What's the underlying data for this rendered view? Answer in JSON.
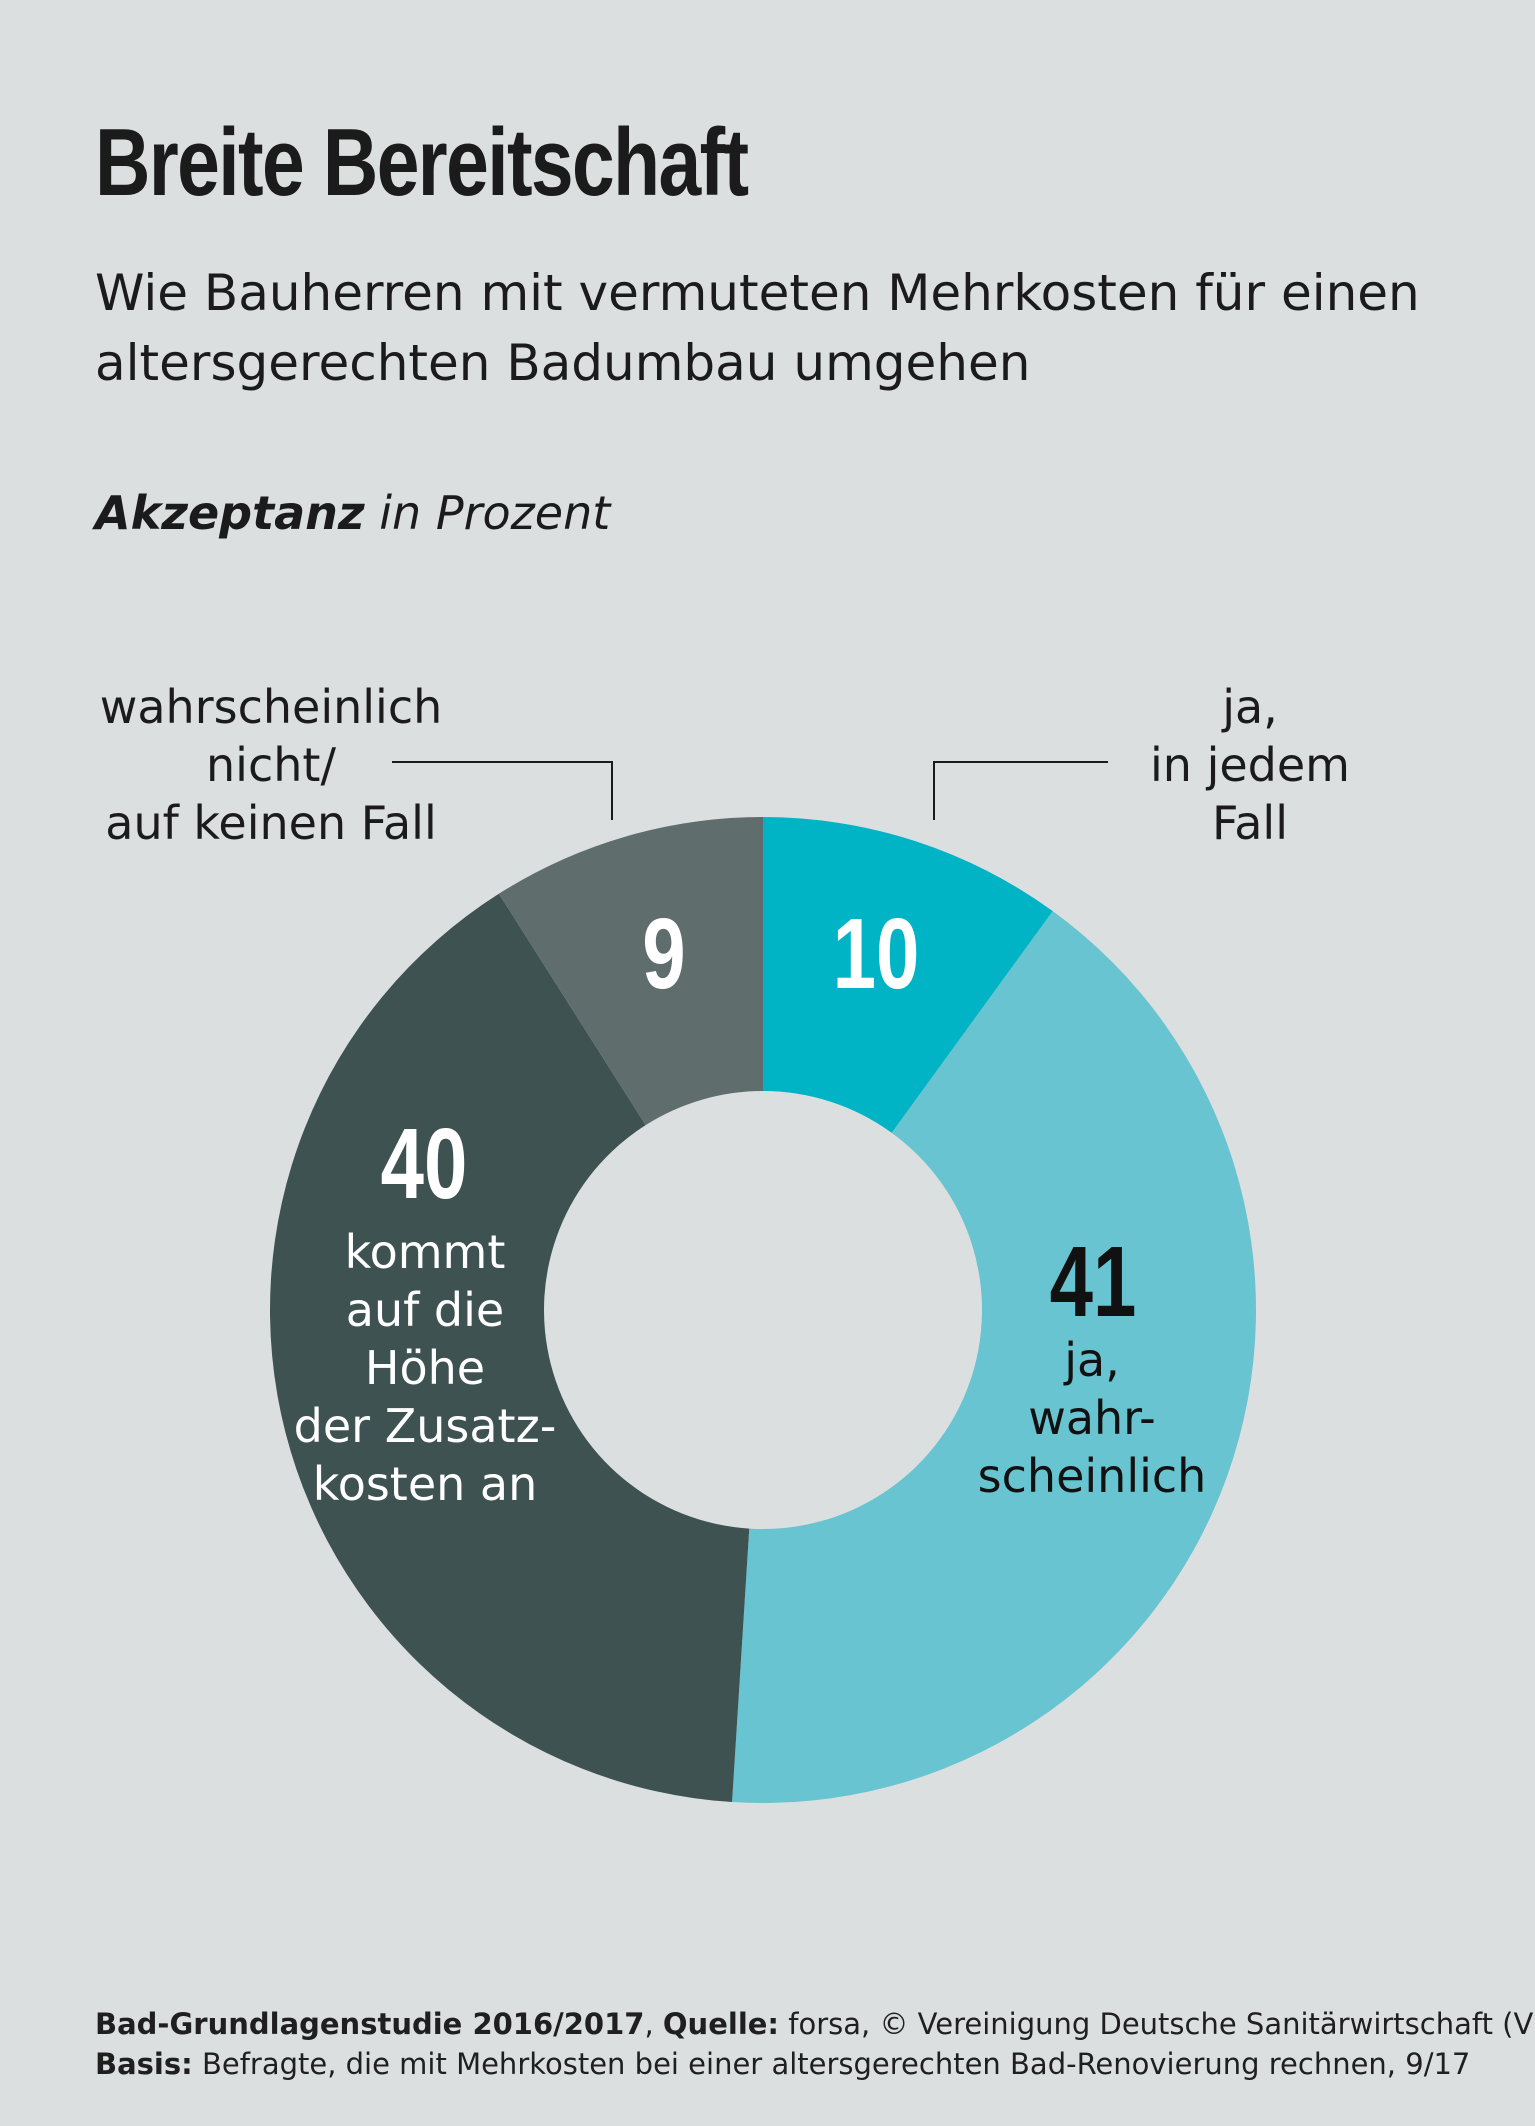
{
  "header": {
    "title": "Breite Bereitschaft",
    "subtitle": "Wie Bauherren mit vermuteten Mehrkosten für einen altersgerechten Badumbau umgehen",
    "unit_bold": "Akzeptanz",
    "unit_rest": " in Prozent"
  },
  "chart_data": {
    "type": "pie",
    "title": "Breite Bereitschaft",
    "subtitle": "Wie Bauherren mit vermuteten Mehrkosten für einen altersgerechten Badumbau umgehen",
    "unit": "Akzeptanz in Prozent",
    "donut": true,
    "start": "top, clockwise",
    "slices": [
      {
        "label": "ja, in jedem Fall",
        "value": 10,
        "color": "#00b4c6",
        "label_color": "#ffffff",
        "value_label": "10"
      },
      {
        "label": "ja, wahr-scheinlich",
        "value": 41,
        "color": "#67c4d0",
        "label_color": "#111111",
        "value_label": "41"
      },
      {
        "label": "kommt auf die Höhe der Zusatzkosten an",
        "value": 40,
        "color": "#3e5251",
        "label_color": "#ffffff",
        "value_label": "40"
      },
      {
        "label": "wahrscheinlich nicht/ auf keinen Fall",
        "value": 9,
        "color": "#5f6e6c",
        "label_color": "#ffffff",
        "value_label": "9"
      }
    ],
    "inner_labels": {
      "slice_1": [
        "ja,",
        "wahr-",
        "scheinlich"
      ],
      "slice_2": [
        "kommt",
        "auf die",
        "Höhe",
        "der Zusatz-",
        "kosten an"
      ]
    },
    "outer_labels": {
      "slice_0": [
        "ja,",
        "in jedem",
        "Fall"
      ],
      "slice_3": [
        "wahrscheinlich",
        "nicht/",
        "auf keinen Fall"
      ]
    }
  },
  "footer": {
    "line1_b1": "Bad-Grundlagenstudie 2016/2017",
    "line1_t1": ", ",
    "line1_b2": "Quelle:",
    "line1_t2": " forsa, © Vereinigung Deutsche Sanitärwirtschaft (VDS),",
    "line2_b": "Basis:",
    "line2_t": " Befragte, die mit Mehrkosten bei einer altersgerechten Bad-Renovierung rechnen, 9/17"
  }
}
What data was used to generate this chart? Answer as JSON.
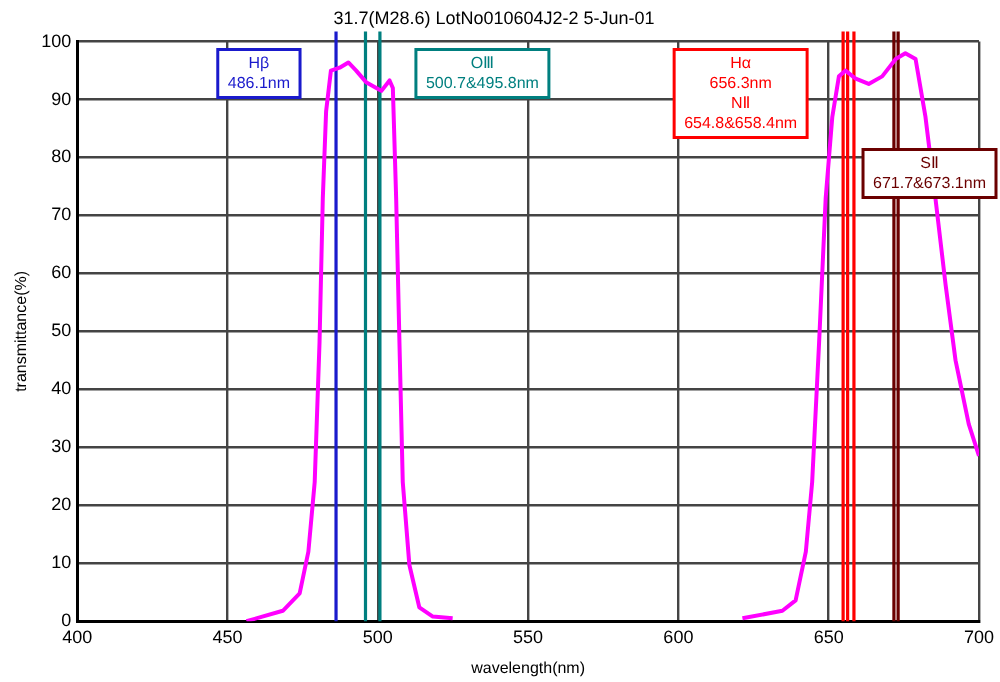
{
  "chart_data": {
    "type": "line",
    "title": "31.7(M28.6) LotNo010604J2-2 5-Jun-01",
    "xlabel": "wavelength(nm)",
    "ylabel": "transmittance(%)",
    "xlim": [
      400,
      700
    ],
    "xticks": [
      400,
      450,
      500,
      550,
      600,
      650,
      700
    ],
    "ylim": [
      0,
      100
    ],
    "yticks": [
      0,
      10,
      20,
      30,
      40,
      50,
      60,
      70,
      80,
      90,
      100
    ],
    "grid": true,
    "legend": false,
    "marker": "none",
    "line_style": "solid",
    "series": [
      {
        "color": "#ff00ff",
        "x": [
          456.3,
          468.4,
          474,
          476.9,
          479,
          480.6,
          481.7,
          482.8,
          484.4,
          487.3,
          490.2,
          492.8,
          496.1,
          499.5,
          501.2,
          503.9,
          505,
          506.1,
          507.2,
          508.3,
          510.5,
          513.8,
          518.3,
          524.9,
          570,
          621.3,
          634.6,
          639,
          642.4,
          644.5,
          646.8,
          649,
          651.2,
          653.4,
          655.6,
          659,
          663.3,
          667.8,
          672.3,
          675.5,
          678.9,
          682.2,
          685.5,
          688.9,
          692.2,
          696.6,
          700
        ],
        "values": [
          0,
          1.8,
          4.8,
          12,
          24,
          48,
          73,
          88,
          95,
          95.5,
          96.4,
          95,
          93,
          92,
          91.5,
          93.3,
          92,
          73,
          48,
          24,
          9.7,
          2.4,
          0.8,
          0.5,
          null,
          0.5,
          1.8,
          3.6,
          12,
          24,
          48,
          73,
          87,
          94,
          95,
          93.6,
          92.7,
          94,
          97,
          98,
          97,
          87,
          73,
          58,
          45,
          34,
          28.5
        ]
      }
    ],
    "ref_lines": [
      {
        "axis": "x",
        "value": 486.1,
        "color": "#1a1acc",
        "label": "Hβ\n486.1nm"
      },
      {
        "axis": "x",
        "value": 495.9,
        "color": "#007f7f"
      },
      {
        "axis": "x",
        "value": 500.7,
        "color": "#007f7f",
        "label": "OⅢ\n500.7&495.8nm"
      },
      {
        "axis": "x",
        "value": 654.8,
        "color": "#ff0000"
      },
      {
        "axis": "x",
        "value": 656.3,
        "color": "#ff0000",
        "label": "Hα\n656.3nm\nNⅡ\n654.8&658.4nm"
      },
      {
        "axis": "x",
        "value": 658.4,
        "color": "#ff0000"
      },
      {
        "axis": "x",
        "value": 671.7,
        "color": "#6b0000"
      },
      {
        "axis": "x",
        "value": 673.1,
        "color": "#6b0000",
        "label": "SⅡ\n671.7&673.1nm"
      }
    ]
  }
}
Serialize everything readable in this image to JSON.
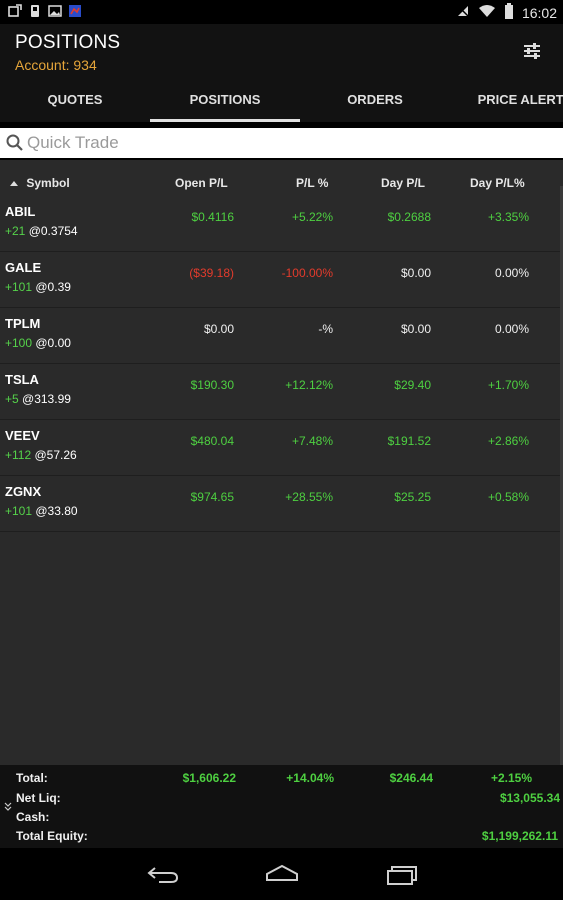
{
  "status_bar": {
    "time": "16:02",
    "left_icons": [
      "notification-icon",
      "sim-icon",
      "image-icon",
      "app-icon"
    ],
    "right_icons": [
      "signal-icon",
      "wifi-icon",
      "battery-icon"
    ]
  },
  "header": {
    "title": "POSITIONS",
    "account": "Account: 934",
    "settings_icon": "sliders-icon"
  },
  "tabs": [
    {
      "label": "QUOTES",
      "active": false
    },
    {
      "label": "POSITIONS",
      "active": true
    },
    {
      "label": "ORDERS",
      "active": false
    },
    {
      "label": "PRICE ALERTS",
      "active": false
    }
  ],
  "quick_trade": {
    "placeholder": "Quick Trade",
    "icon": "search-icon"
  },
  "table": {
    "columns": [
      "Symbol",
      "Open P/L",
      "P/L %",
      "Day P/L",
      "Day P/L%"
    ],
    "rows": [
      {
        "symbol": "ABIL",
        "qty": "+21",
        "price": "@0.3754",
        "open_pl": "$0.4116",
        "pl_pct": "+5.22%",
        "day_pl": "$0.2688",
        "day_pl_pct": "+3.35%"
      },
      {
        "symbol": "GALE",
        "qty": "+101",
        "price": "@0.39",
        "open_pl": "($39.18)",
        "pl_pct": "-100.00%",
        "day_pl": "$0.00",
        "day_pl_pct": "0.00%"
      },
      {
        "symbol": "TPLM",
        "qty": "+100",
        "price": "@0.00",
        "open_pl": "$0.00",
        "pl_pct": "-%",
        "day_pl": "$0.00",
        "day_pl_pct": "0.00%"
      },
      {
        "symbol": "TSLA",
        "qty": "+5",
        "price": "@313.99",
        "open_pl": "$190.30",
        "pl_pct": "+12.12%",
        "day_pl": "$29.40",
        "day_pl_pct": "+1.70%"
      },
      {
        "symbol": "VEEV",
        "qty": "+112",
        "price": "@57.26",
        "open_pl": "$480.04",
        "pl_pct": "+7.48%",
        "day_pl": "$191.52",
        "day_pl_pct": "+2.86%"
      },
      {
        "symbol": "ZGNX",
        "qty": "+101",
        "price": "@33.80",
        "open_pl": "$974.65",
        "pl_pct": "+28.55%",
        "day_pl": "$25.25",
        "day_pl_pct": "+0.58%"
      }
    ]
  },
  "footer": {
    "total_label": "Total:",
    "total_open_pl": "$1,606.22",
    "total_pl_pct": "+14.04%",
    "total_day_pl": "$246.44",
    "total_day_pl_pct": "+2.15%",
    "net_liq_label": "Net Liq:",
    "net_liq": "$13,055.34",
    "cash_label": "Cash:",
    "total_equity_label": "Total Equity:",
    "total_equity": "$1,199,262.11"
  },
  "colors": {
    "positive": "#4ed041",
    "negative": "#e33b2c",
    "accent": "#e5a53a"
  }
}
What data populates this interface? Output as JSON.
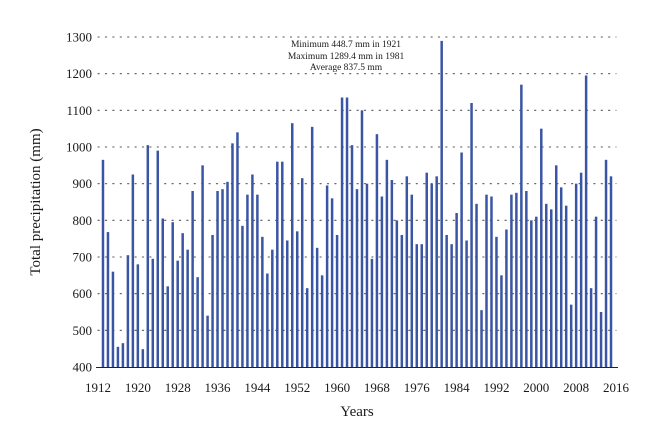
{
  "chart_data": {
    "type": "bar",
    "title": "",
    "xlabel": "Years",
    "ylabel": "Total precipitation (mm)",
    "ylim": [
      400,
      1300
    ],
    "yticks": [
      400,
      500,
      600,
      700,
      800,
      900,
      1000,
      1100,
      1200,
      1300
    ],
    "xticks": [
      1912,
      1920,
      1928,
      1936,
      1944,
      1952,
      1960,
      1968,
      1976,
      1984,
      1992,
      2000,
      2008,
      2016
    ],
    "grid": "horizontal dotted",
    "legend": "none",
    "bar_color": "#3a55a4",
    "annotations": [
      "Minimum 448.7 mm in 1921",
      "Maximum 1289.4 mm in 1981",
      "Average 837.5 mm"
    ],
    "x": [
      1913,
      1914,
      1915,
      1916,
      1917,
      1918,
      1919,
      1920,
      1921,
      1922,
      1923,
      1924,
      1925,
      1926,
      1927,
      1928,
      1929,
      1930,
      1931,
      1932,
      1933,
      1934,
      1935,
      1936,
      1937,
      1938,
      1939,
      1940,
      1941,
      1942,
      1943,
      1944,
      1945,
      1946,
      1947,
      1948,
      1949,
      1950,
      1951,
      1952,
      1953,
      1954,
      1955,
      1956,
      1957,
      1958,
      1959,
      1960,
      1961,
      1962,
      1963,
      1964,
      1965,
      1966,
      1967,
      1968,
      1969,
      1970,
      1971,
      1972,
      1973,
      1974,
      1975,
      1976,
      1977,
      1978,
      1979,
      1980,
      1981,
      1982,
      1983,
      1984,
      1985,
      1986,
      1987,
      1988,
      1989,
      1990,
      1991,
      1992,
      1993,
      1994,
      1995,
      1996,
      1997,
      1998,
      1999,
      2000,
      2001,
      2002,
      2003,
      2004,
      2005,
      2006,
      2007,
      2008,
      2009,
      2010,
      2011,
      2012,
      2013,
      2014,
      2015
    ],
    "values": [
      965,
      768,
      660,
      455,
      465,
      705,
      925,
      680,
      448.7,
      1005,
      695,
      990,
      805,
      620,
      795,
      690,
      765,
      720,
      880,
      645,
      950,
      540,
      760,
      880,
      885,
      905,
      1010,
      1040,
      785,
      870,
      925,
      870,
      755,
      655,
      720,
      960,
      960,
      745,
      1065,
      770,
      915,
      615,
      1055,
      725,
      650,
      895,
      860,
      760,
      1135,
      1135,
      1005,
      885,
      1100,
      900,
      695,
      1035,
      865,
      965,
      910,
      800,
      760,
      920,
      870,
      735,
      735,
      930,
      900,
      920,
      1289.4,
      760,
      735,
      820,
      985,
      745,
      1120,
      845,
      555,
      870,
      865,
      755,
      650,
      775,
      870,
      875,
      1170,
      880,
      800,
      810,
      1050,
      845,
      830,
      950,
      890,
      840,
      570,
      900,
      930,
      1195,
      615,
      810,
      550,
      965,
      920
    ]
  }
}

## WRITTEN TASK
Identify each line holding the string "wahrscheinlich", and copy it out.

## FINAL RESULT
        "label": "wahrscheinlich nicht/ auf keinen Fall",
        "wahrscheinlich",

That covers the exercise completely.